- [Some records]

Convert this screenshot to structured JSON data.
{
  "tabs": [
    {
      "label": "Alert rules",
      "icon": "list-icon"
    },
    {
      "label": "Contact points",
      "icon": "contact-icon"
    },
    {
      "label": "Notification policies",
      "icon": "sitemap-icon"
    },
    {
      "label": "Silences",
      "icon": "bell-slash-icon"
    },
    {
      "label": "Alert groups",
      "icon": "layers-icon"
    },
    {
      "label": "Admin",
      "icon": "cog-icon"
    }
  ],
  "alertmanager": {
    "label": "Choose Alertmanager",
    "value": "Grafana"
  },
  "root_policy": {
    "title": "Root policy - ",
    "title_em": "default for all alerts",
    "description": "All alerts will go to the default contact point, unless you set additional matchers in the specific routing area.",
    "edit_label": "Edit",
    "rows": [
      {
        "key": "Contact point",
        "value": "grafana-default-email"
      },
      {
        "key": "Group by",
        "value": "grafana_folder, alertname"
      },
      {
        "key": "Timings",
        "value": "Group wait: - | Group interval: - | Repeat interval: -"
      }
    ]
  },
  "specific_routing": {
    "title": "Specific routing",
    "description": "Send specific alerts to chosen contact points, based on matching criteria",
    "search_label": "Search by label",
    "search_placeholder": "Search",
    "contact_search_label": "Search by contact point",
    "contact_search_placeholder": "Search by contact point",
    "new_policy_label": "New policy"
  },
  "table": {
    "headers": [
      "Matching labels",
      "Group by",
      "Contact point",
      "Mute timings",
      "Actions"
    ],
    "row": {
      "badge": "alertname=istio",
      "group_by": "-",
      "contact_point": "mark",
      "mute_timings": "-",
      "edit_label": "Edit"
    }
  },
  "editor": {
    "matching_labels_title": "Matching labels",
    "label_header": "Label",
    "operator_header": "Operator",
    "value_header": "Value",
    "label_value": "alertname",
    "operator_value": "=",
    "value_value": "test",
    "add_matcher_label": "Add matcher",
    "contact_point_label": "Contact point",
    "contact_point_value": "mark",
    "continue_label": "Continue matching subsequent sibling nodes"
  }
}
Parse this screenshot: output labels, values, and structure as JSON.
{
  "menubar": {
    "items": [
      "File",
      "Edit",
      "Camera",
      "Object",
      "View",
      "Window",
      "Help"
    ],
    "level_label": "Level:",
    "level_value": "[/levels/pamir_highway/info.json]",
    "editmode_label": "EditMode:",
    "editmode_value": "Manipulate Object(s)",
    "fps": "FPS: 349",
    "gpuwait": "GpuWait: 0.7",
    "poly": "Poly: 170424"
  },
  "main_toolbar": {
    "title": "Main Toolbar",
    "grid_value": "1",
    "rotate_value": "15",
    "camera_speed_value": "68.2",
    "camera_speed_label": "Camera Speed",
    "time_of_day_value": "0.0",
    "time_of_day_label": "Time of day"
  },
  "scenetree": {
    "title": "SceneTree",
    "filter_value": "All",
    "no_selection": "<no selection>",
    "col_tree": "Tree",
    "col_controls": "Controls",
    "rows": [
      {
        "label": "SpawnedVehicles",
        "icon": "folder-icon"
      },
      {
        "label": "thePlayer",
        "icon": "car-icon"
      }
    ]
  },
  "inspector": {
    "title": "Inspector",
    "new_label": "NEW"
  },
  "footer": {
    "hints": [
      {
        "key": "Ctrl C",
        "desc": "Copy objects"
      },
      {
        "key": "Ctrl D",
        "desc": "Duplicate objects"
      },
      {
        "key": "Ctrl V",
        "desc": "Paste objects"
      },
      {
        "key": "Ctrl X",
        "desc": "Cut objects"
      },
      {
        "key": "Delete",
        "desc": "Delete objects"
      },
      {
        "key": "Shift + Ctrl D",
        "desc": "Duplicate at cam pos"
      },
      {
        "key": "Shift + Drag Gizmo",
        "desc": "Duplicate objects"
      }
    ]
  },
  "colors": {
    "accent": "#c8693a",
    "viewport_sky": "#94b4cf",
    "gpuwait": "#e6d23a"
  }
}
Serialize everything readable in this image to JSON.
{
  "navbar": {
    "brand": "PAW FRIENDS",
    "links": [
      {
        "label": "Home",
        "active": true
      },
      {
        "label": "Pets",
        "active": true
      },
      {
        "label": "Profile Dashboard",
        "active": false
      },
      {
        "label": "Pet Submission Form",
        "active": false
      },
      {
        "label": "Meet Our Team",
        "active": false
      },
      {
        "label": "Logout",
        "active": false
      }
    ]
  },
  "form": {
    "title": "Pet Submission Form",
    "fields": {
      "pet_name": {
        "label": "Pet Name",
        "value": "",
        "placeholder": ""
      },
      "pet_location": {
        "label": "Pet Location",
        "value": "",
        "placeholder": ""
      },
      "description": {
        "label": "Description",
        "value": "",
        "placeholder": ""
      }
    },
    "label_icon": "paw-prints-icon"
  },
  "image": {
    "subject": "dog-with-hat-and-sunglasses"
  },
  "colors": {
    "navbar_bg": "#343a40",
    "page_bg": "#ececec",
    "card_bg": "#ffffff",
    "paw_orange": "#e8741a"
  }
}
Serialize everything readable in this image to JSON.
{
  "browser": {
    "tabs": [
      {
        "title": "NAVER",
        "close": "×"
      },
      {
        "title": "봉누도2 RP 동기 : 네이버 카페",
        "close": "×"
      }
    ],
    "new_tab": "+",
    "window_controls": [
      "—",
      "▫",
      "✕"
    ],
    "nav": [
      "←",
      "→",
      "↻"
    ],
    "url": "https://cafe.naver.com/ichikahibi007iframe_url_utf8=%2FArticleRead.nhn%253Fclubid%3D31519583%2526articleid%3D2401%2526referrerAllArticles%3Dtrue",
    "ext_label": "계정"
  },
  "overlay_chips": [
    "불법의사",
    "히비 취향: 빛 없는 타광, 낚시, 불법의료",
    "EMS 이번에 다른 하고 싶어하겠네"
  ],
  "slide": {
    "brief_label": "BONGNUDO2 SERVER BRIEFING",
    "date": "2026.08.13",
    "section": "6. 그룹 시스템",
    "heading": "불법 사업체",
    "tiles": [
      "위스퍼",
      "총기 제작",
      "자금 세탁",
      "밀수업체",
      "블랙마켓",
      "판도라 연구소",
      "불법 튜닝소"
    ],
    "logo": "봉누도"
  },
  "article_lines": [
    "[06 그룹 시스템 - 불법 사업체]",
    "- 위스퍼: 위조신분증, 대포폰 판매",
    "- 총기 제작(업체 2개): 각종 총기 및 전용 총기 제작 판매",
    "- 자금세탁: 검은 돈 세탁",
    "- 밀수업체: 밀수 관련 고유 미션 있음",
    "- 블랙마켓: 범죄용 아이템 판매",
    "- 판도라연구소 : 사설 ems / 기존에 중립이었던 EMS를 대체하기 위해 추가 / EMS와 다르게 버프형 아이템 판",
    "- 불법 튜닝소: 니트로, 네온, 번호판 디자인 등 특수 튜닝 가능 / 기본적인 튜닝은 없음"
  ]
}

- [EXERCISE AIM] Show the data once more, exactly as it was written.

- [EXERCISE SOLUTION]
Convert this screenshot to structured JSON data.
{
  "tabs": [
    {
      "label": "Alert rules",
      "icon": "list-icon"
    },
    {
      "label": "Contact points",
      "icon": "contact-icon"
    },
    {
      "label": "Notification policies",
      "icon": "sitemap-icon"
    },
    {
      "label": "Silences",
      "icon": "bell-slash-icon"
    },
    {
      "label": "Alert groups",
      "icon": "layers-icon"
    },
    {
      "label": "Admin",
      "icon": "cog-icon"
    }
  ],
  "alertmanager": {
    "label": "Choose Alertmanager",
    "value": "Grafana"
  },
  "root_policy": {
    "title": "Root policy - ",
    "title_em": "default for all alerts",
    "description": "All alerts will go to the default contact point, unless you set additional matchers in the specific routing area.",
    "edit_label": "Edit",
    "rows": [
      {
        "key": "Contact point",
        "value": "grafana-default-email"
      },
      {
        "key": "Group by",
        "value": "grafana_folder, alertname"
      },
      {
        "key": "Timings",
        "value": "Group wait: - | Group interval: - | Repeat interval: -"
      }
    ]
  },
  "specific_routing": {
    "title": "Specific routing",
    "description": "Send specific alerts to chosen contact points, based on matching criteria",
    "search_label": "Search by label",
    "search_placeholder": "Search",
    "contact_search_label": "Search by contact point",
    "contact_search_placeholder": "Search by contact point",
    "new_policy_label": "New policy"
  },
  "table": {
    "headers": [
      "Matching labels",
      "Group by",
      "Contact point",
      "Mute timings",
      "Actions"
    ],
    "row": {
      "badge": "alertname=istio",
      "group_by": "-",
      "contact_point": "mark",
      "mute_timings": "-",
      "edit_label": "Edit"
    }
  },
  "editor": {
    "matching_labels_title": "Matching labels",
    "label_header": "Label",
    "operator_header": "Operator",
    "value_header": "Value",
    "label_value": "alertname",
    "operator_value": "=",
    "value_value": "test",
    "add_matcher_label": "Add matcher",
    "contact_point_label": "Contact point",
    "contact_point_value": "mark",
    "continue_label": "Continue matching subsequent sibling nodes"
  }
}
Parse this screenshot: output labels, values, and structure as JSON.
{
  "menubar": {
    "items": [
      "File",
      "Edit",
      "Camera",
      "Object",
      "View",
      "Window",
      "Help"
    ],
    "level_label": "Level:",
    "level_value": "[/levels/pamir_highway/info.json]",
    "editmode_label": "EditMode:",
    "editmode_value": "Manipulate Object(s)",
    "fps": "FPS: 349",
    "gpuwait": "GpuWait: 0.7",
    "poly": "Poly: 170424"
  },
  "main_toolbar": {
    "title": "Main Toolbar",
    "grid_value": "1",
    "rotate_value": "15",
    "camera_speed_value": "68.2",
    "camera_speed_label": "Camera Speed",
    "time_of_day_value": "0.0",
    "time_of_day_label": "Time of day"
  },
  "scenetree": {
    "title": "SceneTree",
    "filter_value": "All",
    "no_selection": "<no selection>",
    "col_tree": "Tree",
    "col_controls": "Controls",
    "rows": [
      {
        "label": "SpawnedVehicles",
        "icon": "folder-icon"
      },
      {
        "label": "thePlayer",
        "icon": "car-icon"
      }
    ]
  },
  "inspector": {
    "title": "Inspector",
    "new_label": "NEW"
  },
  "footer": {
    "hints": [
      {
        "key": "Ctrl C",
        "desc": "Copy objects"
      },
      {
        "key": "Ctrl D",
        "desc": "Duplicate objects"
      },
      {
        "key": "Ctrl V",
        "desc": "Paste objects"
      },
      {
        "key": "Ctrl X",
        "desc": "Cut objects"
      },
      {
        "key": "Delete",
        "desc": "Delete objects"
      },
      {
        "key": "Shift + Ctrl D",
        "desc": "Duplicate at cam pos"
      },
      {
        "key": "Shift + Drag Gizmo",
        "desc": "Duplicate objects"
      }
    ]
  },
  "colors": {
    "accent": "#c8693a",
    "viewport_sky": "#94b4cf",
    "gpuwait": "#e6d23a"
  }
}
Serialize everything readable in this image to JSON.
{
  "navbar": {
    "brand": "PAW FRIENDS",
    "links": [
      {
        "label": "Home",
        "active": true
      },
      {
        "label": "Pets",
        "active": true
      },
      {
        "label": "Profile Dashboard",
        "active": false
      },
      {
        "label": "Pet Submission Form",
        "active": false
      },
      {
        "label": "Meet Our Team",
        "active": false
      },
      {
        "label": "Logout",
        "active": false
      }
    ]
  },
  "form": {
    "title": "Pet Submission Form",
    "fields": {
      "pet_name": {
        "label": "Pet Name",
        "value": "",
        "placeholder": ""
      },
      "pet_location": {
        "label": "Pet Location",
        "value": "",
        "placeholder": ""
      },
      "description": {
        "label": "Description",
        "value": "",
        "placeholder": ""
      }
    },
    "label_icon": "paw-prints-icon"
  },
  "image": {
    "subject": "dog-with-hat-and-sunglasses"
  },
  "colors": {
    "navbar_bg": "#343a40",
    "page_bg": "#ececec",
    "card_bg": "#ffffff",
    "paw_orange": "#e8741a"
  }
}
Serialize everything readable in this image to JSON.
{
  "browser": {
    "tabs": [
      {
        "title": "NAVER",
        "close": "×"
      },
      {
        "title": "봉누도2 RP 동기 : 네이버 카페",
        "close": "×"
      }
    ],
    "new_tab": "+",
    "window_controls": [
      "—",
      "▫",
      "✕"
    ],
    "nav": [
      "←",
      "→",
      "↻"
    ],
    "url": "https://cafe.naver.com/ichikahibi007iframe_url_utf8=%2FArticleRead.nhn%253Fclubid%3D31519583%2526articleid%3D2401%2526referrerAllArticles%3Dtrue",
    "ext_label": "계정"
  },
  "overlay_chips": [
    "불법의사",
    "히비 취향: 빛 없는 타광, 낚시, 불법의료",
    "EMS 이번에 다른 하고 싶어하겠네"
  ],
  "slide": {
    "brief_label": "BONGNUDO2 SERVER BRIEFING",
    "date": "2026.08.13",
    "section": "6. 그룹 시스템",
    "heading": "불법 사업체",
    "tiles": [
      "위스퍼",
      "총기 제작",
      "자금 세탁",
      "밀수업체",
      "블랙마켓",
      "판도라 연구소",
      "불법 튜닝소"
    ],
    "logo": "봉누도"
  },
  "article_lines": [
    "[06 그룹 시스템 - 불법 사업체]",
    "- 위스퍼: 위조신분증, 대포폰 판매",
    "- 총기 제작(업체 2개): 각종 총기 및 전용 총기 제작 판매",
    "- 자금세탁: 검은 돈 세탁",
    "- 밀수업체: 밀수 관련 고유 미션 있음",
    "- 블랙마켓: 범죄용 아이템 판매",
    "- 판도라연구소 : 사설 ems / 기존에 중립이었던 EMS를 대체하기 위해 추가 / EMS와 다르게 버프형 아이템 판",
    "- 불법 튜닝소: 니트로, 네온, 번호판 디자인 등 특수 튜닝 가능 / 기본적인 튜닝은 없음"
  ]
}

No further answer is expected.